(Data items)
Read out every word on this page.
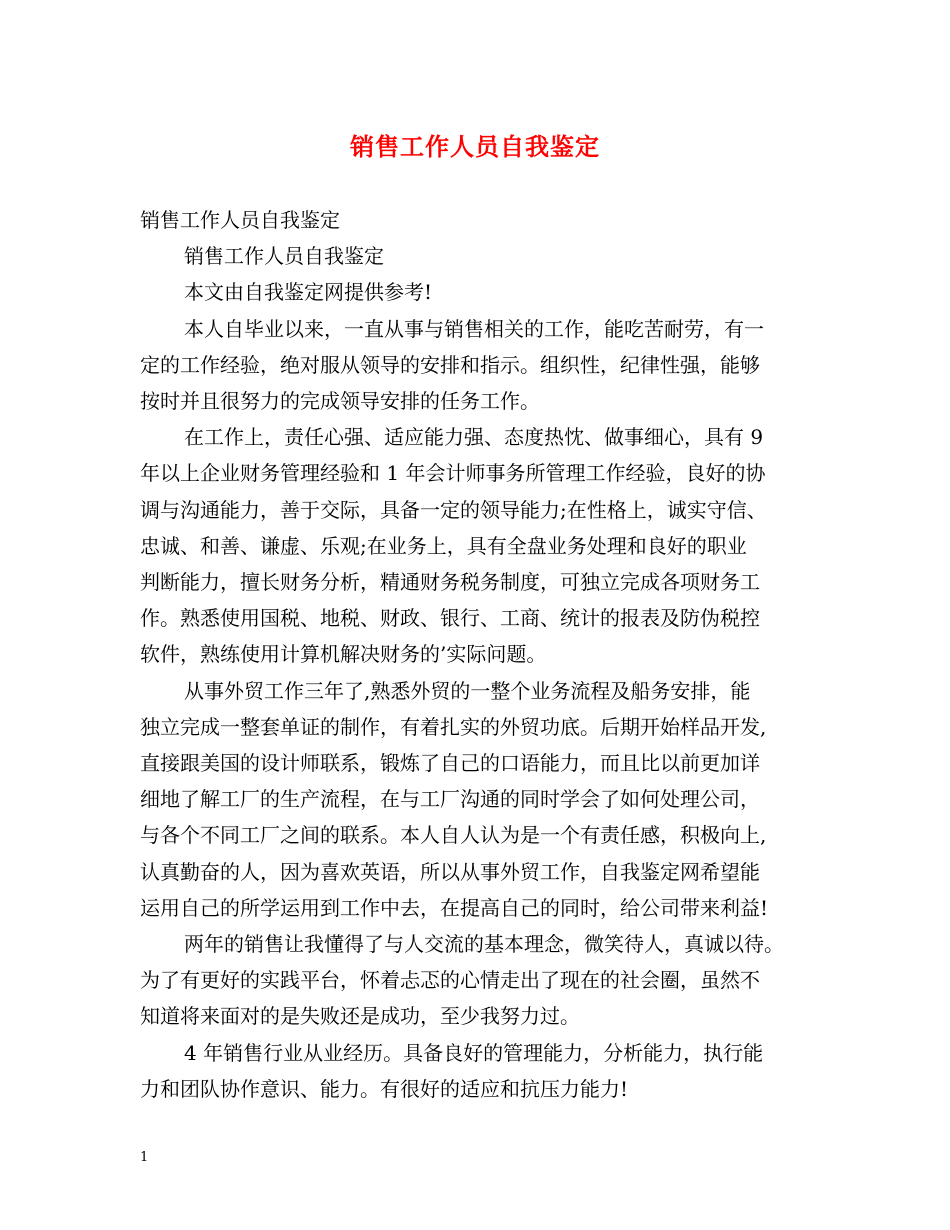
销售工作人员自我鉴定
销售工作人员自我鉴定
销售工作人员自我鉴定
本文由自我鉴定网提供参考!
本人自毕业以来，一直从事与销售相关的工作，能吃苦耐劳，有一
定的工作经验，绝对服从领导的安排和指示。组织性，纪律性强，能够
按时并且很努力的完成领导安排的任务工作。
在工作上，责任心强、适应能力强、态度热忱、做事细心，具有 9
年以上企业财务管理经验和 1 年会计师事务所管理工作经验，良好的协
调与沟通能力，善于交际，具备一定的领导能力;在性格上，诚实守信、
忠诚、和善、谦虚、乐观;在业务上，具有全盘业务处理和良好的职业
判断能力，擅长财务分析，精通财务税务制度，可独立完成各项财务工
作。熟悉使用国税、地税、财政、银行、工商、统计的报表及防伪税控
软件，熟练使用计算机解决财务的’实际问题。
从事外贸工作三年了,熟悉外贸的一整个业务流程及船务安排，能
独立完成一整套单证的制作，有着扎实的外贸功底。后期开始样品开发,
直接跟美国的设计师联系，锻炼了自己的口语能力，而且比以前更加详
细地了解工厂的生产流程，在与工厂沟通的同时学会了如何处理公司，
与各个不同工厂之间的联系。本人自人认为是一个有责任感，积极向上,
认真勤奋的人，因为喜欢英语，所以从事外贸工作，自我鉴定网希望能
运用自己的所学运用到工作中去，在提高自己的同时，给公司带来利益!
两年的销售让我懂得了与人交流的基本理念，微笑待人，真诚以待。
为了有更好的实践平台，怀着忐忑的心情走出了现在的社会圈，虽然不
知道将来面对的是失败还是成功，至少我努力过。
4 年销售行业从业经历。具备良好的管理能力，分析能力，执行能
力和团队协作意识、能力。有很好的适应和抗压力能力!
1
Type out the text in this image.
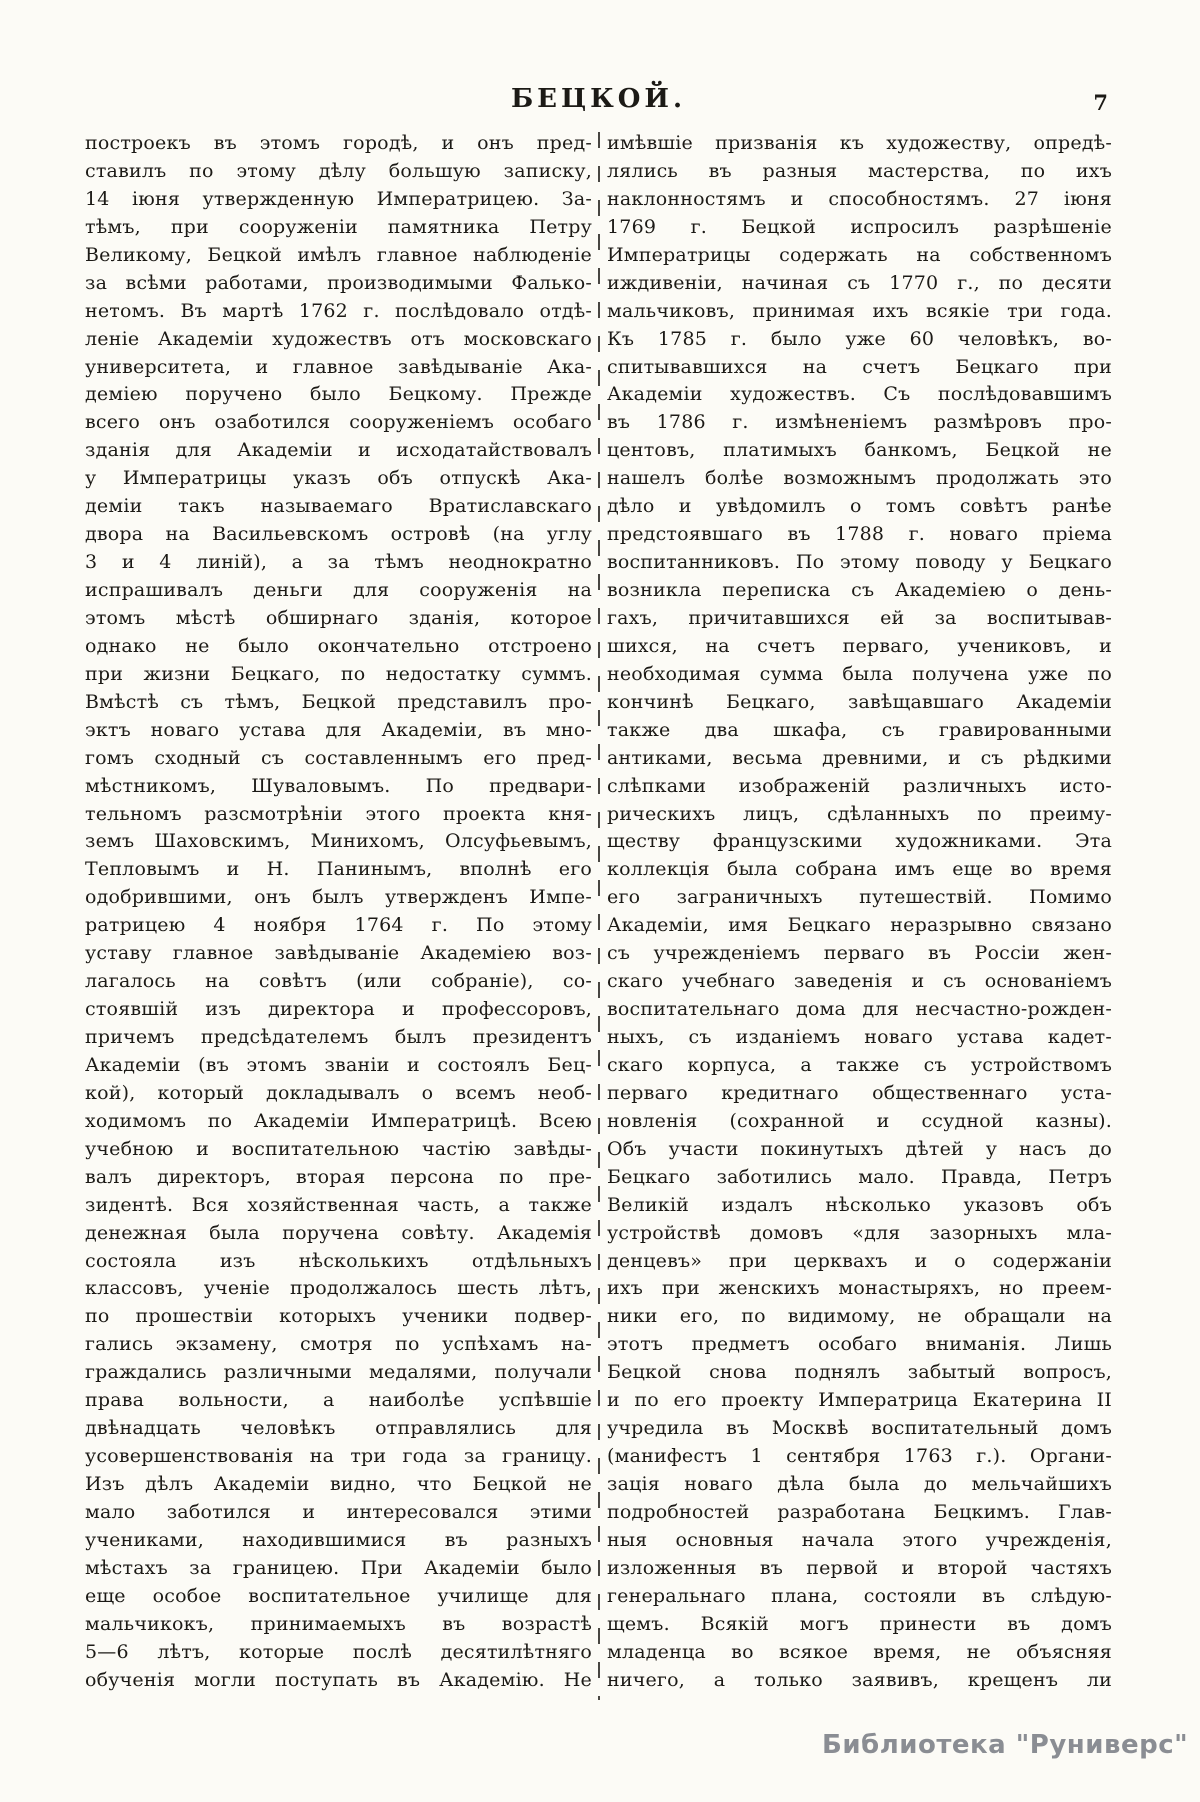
БЕЦКОЙ.	7
построекъ въ этомъ городѣ, и онъ пред-
ставилъ по этому дѣлу большую записку,
14 іюня утвержденную Императрицею. За-
тѣмъ, при сооруженіи памятника Петру
Великому, Бецкой имѣлъ главное наблюденіе
за всѣми работами, производимыми Фалько-
нетомъ. Въ мартѣ 1762 г. послѣдовало отдѣ-
леніе Академіи художествъ отъ московскаго
университета, и главное завѣдываніе Ака-
деміею поручено было Бецкому. Прежде
всего онъ озаботился сооруженіемъ особаго
зданія для Академіи и исходатайствовалъ
у Императрицы указъ объ отпускѣ Ака-
деміи такъ называемаго Вратиславскаго
двора на Васильевскомъ островѣ (на углу
3 и 4 линій), а за тѣмъ неоднократно
испрашивалъ деньги для сооруженія на
этомъ мѣстѣ обширнаго зданія, которое
однако не было окончательно отстроено
при жизни Бецкаго, по недостатку суммъ.
Вмѣстѣ съ тѣмъ, Бецкой представилъ про-
эктъ новаго устава для Академіи, въ мно-
гомъ сходный съ составленнымъ его пред-
мѣстникомъ, Шуваловымъ. По предвари-
тельномъ разсмотрѣніи этого проекта кня-
земъ Шаховскимъ, Минихомъ, Олсуфьевымъ,
Тепловымъ и Н. Панинымъ, вполнѣ его
одобрившими, онъ былъ утвержденъ Импе-
ратрицею 4 ноября 1764 г. По этому
уставу главное завѣдываніе Академіею воз-
лагалось на совѣтъ (или собраніе), со-
стоявшій изъ директора и профессоровъ,
причемъ предсѣдателемъ былъ президентъ
Академіи (въ этомъ званіи и состоялъ Бец-
кой), который докладывалъ о всемъ необ-
ходимомъ по Академіи Императрицѣ. Всею
учебною и воспитательною частію завѣды-
валъ директоръ, вторая персона по пре-
зидентѣ. Вся хозяйственная часть, а также
денежная была поручена совѣту. Академія
состояла изъ нѣсколькихъ отдѣльныхъ
классовъ, ученіе продолжалось шесть лѣтъ,
по прошествіи которыхъ ученики подвер-
гались экзамену, смотря по успѣхамъ на-
граждались различными медалями, получали
права вольности, а наиболѣе успѣвшіе
двѣнадцать человѣкъ отправлялись для
усовершенствованія на три года за границу.
Изъ дѣлъ Академіи видно, что Бецкой не
мало заботился и интересовался этими
учениками, находившимися въ разныхъ
мѣстахъ за границею. При Академіи было
еще особое воспитательное училище для
мальчикокъ, принимаемыхъ въ возрастѣ
5—6 лѣтъ, которые послѣ десятилѣтняго
обученія могли поступать въ Академію. Не
имѣвшіе призванія къ художеству, опредѣ-
лялись въ разныя мастерства, по ихъ
наклонностямъ и способностямъ. 27 іюня
1769 г. Бецкой испросилъ разрѣшеніе
Императрицы содержать на собственномъ
иждивеніи, начиная съ 1770 г., по десяти
мальчиковъ, принимая ихъ всякіе три года.
Къ 1785 г. было уже 60 человѣкъ, во-
спитывавшихся на счетъ Бецкаго при
Академіи художествъ. Съ послѣдовавшимъ
въ 1786 г. измѣненіемъ размѣровъ про-
центовъ, платимыхъ банкомъ, Бецкой не
нашелъ болѣе возможнымъ продолжать это
дѣло и увѣдомилъ о томъ совѣтъ ранѣе
предстоявшаго въ 1788 г. новаго пріема
воспитанниковъ. По этому поводу у Бецкаго
возникла переписка съ Академіею о день-
гахъ, причитавшихся ей за воспитывав-
шихся, на счетъ перваго, учениковъ, и
необходимая сумма была получена уже по
кончинѣ Бецкаго, завѣщавшаго Академіи
также два шкафа, съ гравированными
антиками, весьма древними, и съ рѣдкими
слѣпками изображеній различныхъ исто-
рическихъ лицъ, сдѣланныхъ по преиму-
ществу французскими художниками. Эта
коллекція была собрана имъ еще во время
его заграничныхъ путешествій. Помимо
Академіи, имя Бецкаго неразрывно связано
съ учрежденіемъ перваго въ Россіи жен-
скаго учебнаго заведенія и съ основаніемъ
воспитательнаго дома для несчастно-рожден-
ныхъ, съ изданіемъ новаго устава кадет-
скаго корпуса, а также съ устройствомъ
перваго кредитнаго общественнаго уста-
новленія (сохранной и ссудной казны).
Объ участи покинутыхъ дѣтей у насъ до
Бецкаго заботились мало. Правда, Петръ
Великій издалъ нѣсколько указовъ объ
устройствѣ домовъ «для зазорныхъ мла-
денцевъ» при церквахъ и о содержаніи
ихъ при женскихъ монастыряхъ, но преем-
ники его, по видимому, не обращали на
этотъ предметъ особаго вниманія. Лишь
Бецкой снова поднялъ забытый вопросъ,
и по его проекту Императрица Екатерина II
учредила въ Москвѣ воспитательный домъ
(манифестъ 1 сентября 1763 г.). Органи-
зація новаго дѣла была до мельчайшихъ
подробностей разработана Бецкимъ. Глав-
ныя основныя начала этого учрежденія,
изложенныя въ первой и второй частяхъ
генеральнаго плана, состояли въ слѣдую-
щемъ. Всякій могъ принести въ домъ
младенца во всякое время, не объясняя
ничего, а только заявивъ, крещенъ ли
Библиотека "Руниверс"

*Do this*: Pick out each line in the material containing "іюня".

*Written solution*:
14 іюня утвержденную Императрицею. За-
наклонностямъ и способностямъ. 27 іюня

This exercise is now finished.